-- begin Material for the task --

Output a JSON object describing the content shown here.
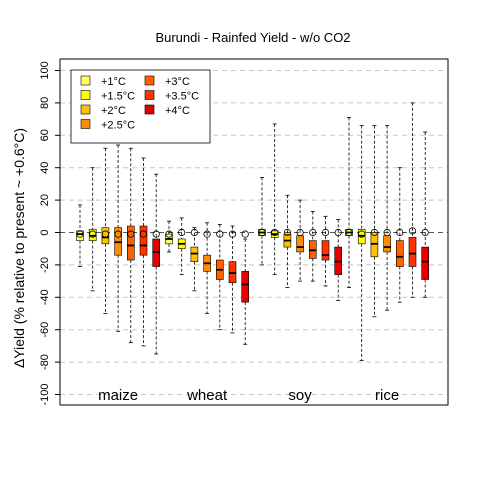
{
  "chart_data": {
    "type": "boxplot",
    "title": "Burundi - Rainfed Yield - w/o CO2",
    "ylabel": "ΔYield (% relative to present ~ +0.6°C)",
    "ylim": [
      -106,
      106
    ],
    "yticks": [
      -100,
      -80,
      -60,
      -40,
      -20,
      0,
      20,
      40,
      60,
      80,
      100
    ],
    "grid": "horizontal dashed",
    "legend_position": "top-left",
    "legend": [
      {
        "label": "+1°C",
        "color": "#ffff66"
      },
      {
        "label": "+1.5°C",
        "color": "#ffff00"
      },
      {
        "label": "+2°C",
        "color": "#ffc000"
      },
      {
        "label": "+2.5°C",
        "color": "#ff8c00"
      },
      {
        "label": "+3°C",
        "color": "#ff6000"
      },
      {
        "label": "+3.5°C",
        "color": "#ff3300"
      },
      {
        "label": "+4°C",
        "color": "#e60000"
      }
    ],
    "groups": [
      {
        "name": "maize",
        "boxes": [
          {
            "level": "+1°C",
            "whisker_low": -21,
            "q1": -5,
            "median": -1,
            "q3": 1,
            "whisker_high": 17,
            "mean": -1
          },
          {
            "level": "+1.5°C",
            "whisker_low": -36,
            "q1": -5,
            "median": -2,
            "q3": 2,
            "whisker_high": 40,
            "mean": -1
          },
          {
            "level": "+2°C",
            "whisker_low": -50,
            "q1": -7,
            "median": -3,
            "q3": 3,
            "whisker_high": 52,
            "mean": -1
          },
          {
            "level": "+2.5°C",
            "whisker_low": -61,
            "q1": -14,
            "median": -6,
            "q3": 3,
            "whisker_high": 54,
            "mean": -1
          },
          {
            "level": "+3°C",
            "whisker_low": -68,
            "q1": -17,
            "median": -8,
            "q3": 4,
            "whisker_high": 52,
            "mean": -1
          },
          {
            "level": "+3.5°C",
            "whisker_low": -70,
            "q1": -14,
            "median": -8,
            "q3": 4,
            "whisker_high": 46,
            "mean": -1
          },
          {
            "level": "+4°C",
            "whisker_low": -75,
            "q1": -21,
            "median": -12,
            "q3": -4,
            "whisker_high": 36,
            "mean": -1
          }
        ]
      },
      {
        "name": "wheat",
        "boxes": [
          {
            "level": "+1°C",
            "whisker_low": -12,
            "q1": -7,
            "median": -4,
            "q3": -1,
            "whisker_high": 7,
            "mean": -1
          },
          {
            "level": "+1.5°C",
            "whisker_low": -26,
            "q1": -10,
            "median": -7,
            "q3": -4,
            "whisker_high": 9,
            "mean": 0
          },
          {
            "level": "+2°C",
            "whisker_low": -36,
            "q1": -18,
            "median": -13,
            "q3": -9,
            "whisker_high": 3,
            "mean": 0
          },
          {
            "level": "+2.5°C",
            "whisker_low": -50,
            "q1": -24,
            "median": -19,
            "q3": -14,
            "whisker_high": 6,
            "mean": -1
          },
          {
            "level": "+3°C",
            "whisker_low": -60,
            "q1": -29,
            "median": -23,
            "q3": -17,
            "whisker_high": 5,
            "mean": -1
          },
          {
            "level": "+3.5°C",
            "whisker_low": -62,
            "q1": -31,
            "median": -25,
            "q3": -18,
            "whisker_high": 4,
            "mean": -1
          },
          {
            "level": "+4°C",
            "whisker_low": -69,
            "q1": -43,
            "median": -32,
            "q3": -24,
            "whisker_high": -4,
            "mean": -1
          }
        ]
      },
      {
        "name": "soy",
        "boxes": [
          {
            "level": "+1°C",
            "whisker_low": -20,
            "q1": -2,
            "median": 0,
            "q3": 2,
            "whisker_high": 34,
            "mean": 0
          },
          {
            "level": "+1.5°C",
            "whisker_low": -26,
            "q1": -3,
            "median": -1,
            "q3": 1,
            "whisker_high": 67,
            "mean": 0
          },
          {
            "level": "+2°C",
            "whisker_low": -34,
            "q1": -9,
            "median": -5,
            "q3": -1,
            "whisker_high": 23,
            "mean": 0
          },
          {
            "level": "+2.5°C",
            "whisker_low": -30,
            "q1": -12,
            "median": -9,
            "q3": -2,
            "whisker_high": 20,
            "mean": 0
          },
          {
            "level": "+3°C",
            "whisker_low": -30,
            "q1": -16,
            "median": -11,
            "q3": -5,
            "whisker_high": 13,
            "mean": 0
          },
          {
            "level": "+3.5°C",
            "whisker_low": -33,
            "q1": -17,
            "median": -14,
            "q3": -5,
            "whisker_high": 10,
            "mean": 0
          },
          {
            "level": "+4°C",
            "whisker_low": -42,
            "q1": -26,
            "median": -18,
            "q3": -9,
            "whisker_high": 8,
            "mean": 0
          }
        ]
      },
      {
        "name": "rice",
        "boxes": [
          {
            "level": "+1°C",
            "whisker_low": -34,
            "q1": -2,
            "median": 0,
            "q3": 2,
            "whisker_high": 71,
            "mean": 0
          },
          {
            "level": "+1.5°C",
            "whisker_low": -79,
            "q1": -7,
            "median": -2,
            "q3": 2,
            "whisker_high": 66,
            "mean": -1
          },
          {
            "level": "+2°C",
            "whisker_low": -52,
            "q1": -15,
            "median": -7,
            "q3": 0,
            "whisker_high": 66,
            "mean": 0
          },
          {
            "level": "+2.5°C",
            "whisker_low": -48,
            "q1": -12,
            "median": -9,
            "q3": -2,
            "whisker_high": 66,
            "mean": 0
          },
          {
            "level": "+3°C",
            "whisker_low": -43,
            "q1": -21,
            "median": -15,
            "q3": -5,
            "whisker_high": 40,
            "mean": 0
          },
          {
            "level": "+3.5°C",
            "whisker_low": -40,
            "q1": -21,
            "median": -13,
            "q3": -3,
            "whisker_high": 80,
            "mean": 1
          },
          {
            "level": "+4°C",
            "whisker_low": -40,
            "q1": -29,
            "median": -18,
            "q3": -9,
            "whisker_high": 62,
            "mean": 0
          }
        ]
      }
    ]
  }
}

-- end Material for the task --

__Written request__: Every line of the data should be copied as it stands, without the images.

__Written reply__:
Output a JSON object describing the content shown here.
{
  "chart_data": {
    "type": "boxplot",
    "title": "Burundi - Rainfed Yield - w/o CO2",
    "ylabel": "ΔYield (% relative to present ~ +0.6°C)",
    "ylim": [
      -106,
      106
    ],
    "yticks": [
      -100,
      -80,
      -60,
      -40,
      -20,
      0,
      20,
      40,
      60,
      80,
      100
    ],
    "grid": "horizontal dashed",
    "legend_position": "top-left",
    "legend": [
      {
        "label": "+1°C",
        "color": "#ffff66"
      },
      {
        "label": "+1.5°C",
        "color": "#ffff00"
      },
      {
        "label": "+2°C",
        "color": "#ffc000"
      },
      {
        "label": "+2.5°C",
        "color": "#ff8c00"
      },
      {
        "label": "+3°C",
        "color": "#ff6000"
      },
      {
        "label": "+3.5°C",
        "color": "#ff3300"
      },
      {
        "label": "+4°C",
        "color": "#e60000"
      }
    ],
    "groups": [
      {
        "name": "maize",
        "boxes": [
          {
            "level": "+1°C",
            "whisker_low": -21,
            "q1": -5,
            "median": -1,
            "q3": 1,
            "whisker_high": 17,
            "mean": -1
          },
          {
            "level": "+1.5°C",
            "whisker_low": -36,
            "q1": -5,
            "median": -2,
            "q3": 2,
            "whisker_high": 40,
            "mean": -1
          },
          {
            "level": "+2°C",
            "whisker_low": -50,
            "q1": -7,
            "median": -3,
            "q3": 3,
            "whisker_high": 52,
            "mean": -1
          },
          {
            "level": "+2.5°C",
            "whisker_low": -61,
            "q1": -14,
            "median": -6,
            "q3": 3,
            "whisker_high": 54,
            "mean": -1
          },
          {
            "level": "+3°C",
            "whisker_low": -68,
            "q1": -17,
            "median": -8,
            "q3": 4,
            "whisker_high": 52,
            "mean": -1
          },
          {
            "level": "+3.5°C",
            "whisker_low": -70,
            "q1": -14,
            "median": -8,
            "q3": 4,
            "whisker_high": 46,
            "mean": -1
          },
          {
            "level": "+4°C",
            "whisker_low": -75,
            "q1": -21,
            "median": -12,
            "q3": -4,
            "whisker_high": 36,
            "mean": -1
          }
        ]
      },
      {
        "name": "wheat",
        "boxes": [
          {
            "level": "+1°C",
            "whisker_low": -12,
            "q1": -7,
            "median": -4,
            "q3": -1,
            "whisker_high": 7,
            "mean": -1
          },
          {
            "level": "+1.5°C",
            "whisker_low": -26,
            "q1": -10,
            "median": -7,
            "q3": -4,
            "whisker_high": 9,
            "mean": 0
          },
          {
            "level": "+2°C",
            "whisker_low": -36,
            "q1": -18,
            "median": -13,
            "q3": -9,
            "whisker_high": 3,
            "mean": 0
          },
          {
            "level": "+2.5°C",
            "whisker_low": -50,
            "q1": -24,
            "median": -19,
            "q3": -14,
            "whisker_high": 6,
            "mean": -1
          },
          {
            "level": "+3°C",
            "whisker_low": -60,
            "q1": -29,
            "median": -23,
            "q3": -17,
            "whisker_high": 5,
            "mean": -1
          },
          {
            "level": "+3.5°C",
            "whisker_low": -62,
            "q1": -31,
            "median": -25,
            "q3": -18,
            "whisker_high": 4,
            "mean": -1
          },
          {
            "level": "+4°C",
            "whisker_low": -69,
            "q1": -43,
            "median": -32,
            "q3": -24,
            "whisker_high": -4,
            "mean": -1
          }
        ]
      },
      {
        "name": "soy",
        "boxes": [
          {
            "level": "+1°C",
            "whisker_low": -20,
            "q1": -2,
            "median": 0,
            "q3": 2,
            "whisker_high": 34,
            "mean": 0
          },
          {
            "level": "+1.5°C",
            "whisker_low": -26,
            "q1": -3,
            "median": -1,
            "q3": 1,
            "whisker_high": 67,
            "mean": 0
          },
          {
            "level": "+2°C",
            "whisker_low": -34,
            "q1": -9,
            "median": -5,
            "q3": -1,
            "whisker_high": 23,
            "mean": 0
          },
          {
            "level": "+2.5°C",
            "whisker_low": -30,
            "q1": -12,
            "median": -9,
            "q3": -2,
            "whisker_high": 20,
            "mean": 0
          },
          {
            "level": "+3°C",
            "whisker_low": -30,
            "q1": -16,
            "median": -11,
            "q3": -5,
            "whisker_high": 13,
            "mean": 0
          },
          {
            "level": "+3.5°C",
            "whisker_low": -33,
            "q1": -17,
            "median": -14,
            "q3": -5,
            "whisker_high": 10,
            "mean": 0
          },
          {
            "level": "+4°C",
            "whisker_low": -42,
            "q1": -26,
            "median": -18,
            "q3": -9,
            "whisker_high": 8,
            "mean": 0
          }
        ]
      },
      {
        "name": "rice",
        "boxes": [
          {
            "level": "+1°C",
            "whisker_low": -34,
            "q1": -2,
            "median": 0,
            "q3": 2,
            "whisker_high": 71,
            "mean": 0
          },
          {
            "level": "+1.5°C",
            "whisker_low": -79,
            "q1": -7,
            "median": -2,
            "q3": 2,
            "whisker_high": 66,
            "mean": -1
          },
          {
            "level": "+2°C",
            "whisker_low": -52,
            "q1": -15,
            "median": -7,
            "q3": 0,
            "whisker_high": 66,
            "mean": 0
          },
          {
            "level": "+2.5°C",
            "whisker_low": -48,
            "q1": -12,
            "median": -9,
            "q3": -2,
            "whisker_high": 66,
            "mean": 0
          },
          {
            "level": "+3°C",
            "whisker_low": -43,
            "q1": -21,
            "median": -15,
            "q3": -5,
            "whisker_high": 40,
            "mean": 0
          },
          {
            "level": "+3.5°C",
            "whisker_low": -40,
            "q1": -21,
            "median": -13,
            "q3": -3,
            "whisker_high": 80,
            "mean": 1
          },
          {
            "level": "+4°C",
            "whisker_low": -40,
            "q1": -29,
            "median": -18,
            "q3": -9,
            "whisker_high": 62,
            "mean": 0
          }
        ]
      }
    ]
  }
}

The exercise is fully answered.